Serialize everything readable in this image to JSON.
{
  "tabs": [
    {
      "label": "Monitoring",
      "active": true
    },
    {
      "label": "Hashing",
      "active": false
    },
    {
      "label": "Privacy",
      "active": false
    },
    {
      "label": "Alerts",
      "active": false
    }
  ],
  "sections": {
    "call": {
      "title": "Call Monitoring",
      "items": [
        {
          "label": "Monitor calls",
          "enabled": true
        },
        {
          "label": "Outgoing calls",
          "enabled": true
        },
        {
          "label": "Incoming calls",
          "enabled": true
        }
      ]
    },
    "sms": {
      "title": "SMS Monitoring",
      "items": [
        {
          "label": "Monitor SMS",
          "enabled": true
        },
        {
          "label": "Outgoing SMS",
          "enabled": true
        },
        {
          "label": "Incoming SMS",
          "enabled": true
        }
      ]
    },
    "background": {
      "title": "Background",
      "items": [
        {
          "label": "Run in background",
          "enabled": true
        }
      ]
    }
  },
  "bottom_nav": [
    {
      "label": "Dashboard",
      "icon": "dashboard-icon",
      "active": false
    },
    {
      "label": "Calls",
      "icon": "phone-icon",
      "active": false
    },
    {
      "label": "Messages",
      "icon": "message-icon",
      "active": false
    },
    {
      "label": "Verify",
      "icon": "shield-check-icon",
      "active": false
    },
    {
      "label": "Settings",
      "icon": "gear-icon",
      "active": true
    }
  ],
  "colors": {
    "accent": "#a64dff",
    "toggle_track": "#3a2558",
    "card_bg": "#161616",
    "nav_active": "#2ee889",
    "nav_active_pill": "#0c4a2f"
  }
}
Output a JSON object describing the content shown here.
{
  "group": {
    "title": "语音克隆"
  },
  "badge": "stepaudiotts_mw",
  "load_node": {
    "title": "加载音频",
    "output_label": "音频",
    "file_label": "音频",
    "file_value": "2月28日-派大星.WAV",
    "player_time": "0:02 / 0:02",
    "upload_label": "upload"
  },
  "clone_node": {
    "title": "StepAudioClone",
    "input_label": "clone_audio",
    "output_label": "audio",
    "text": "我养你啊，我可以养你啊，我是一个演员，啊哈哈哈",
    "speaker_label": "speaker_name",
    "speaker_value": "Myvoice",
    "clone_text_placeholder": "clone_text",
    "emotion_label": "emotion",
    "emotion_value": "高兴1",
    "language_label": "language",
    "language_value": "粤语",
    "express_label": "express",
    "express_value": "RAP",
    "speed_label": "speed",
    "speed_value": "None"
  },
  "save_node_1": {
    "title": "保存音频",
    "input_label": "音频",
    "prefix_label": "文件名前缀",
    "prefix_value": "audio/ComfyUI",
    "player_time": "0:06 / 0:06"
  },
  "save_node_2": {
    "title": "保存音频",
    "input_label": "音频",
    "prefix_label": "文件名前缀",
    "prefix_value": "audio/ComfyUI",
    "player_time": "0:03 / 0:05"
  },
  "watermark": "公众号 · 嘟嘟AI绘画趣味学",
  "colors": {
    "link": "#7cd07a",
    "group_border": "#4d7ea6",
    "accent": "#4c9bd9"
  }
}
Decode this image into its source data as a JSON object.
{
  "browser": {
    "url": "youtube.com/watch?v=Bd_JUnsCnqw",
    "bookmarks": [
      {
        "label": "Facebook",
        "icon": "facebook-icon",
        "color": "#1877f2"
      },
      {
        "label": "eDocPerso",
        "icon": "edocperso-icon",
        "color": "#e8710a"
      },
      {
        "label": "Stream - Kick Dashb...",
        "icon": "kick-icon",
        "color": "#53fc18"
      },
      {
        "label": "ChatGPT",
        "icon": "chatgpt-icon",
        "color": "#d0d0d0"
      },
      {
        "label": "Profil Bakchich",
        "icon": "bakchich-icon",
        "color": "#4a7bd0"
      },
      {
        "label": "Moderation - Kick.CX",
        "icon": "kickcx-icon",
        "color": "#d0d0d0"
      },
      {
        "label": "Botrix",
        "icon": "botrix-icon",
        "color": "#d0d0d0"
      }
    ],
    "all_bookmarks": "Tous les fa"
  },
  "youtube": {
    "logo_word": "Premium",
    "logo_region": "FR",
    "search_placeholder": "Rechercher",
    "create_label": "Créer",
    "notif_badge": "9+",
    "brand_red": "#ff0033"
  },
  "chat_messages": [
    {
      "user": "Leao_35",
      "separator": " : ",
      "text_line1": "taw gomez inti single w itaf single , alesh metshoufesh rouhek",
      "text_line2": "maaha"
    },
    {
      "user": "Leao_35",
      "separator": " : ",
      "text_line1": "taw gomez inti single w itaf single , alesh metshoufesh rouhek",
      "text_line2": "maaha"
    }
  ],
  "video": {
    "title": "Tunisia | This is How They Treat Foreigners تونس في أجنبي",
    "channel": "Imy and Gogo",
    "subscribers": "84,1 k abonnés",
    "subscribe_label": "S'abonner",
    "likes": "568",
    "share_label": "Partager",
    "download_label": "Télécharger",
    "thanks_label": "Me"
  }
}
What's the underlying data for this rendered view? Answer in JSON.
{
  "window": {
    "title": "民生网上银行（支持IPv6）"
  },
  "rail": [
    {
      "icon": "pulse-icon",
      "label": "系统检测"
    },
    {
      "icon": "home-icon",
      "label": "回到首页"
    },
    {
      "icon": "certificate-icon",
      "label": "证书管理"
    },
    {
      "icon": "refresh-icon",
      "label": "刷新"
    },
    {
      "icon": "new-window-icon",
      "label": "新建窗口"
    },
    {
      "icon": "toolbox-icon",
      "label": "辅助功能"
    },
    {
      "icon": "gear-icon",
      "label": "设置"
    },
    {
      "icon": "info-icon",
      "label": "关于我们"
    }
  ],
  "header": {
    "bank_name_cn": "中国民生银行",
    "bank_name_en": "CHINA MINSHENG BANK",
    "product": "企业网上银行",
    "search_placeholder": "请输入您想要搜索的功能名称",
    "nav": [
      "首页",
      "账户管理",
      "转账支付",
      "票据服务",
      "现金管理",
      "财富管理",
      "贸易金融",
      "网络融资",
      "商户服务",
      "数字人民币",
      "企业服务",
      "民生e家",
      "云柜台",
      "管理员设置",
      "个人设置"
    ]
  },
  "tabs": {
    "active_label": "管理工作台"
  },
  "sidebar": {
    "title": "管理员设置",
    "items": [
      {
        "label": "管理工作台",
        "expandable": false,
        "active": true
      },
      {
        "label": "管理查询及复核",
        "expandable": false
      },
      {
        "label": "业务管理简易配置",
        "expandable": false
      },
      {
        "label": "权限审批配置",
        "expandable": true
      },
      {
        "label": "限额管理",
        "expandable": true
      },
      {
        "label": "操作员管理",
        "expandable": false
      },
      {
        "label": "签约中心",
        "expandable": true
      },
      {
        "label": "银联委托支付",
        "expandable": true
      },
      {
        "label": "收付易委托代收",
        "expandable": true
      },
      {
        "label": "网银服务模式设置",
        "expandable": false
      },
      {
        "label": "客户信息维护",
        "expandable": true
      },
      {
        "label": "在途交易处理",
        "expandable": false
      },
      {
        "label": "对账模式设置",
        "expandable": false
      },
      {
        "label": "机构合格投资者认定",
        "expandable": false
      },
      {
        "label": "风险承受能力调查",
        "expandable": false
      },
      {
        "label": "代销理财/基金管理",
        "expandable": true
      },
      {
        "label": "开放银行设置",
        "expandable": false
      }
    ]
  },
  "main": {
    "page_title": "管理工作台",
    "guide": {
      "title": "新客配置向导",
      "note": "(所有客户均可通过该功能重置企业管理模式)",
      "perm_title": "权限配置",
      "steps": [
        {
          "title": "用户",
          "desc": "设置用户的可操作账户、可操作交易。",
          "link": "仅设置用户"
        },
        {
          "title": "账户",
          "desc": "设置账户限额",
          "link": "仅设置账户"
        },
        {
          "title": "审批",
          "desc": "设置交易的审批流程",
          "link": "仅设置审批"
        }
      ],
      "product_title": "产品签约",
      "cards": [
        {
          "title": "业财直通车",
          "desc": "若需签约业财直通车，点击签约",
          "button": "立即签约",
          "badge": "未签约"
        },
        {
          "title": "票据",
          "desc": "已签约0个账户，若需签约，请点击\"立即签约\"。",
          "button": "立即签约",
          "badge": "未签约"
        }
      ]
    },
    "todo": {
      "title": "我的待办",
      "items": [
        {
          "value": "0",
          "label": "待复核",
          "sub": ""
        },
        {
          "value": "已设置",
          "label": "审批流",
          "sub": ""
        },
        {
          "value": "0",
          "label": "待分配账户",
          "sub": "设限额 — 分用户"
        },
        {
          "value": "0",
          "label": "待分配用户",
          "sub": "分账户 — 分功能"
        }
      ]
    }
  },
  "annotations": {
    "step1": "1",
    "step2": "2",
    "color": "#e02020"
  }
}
----------
### Task
Isolate the lines that hold the word "data" and copy all of them.

### Finished task
Decode this image into its source data as a JSON object.
What's the underlying data for this rendered view? Answer in JSON.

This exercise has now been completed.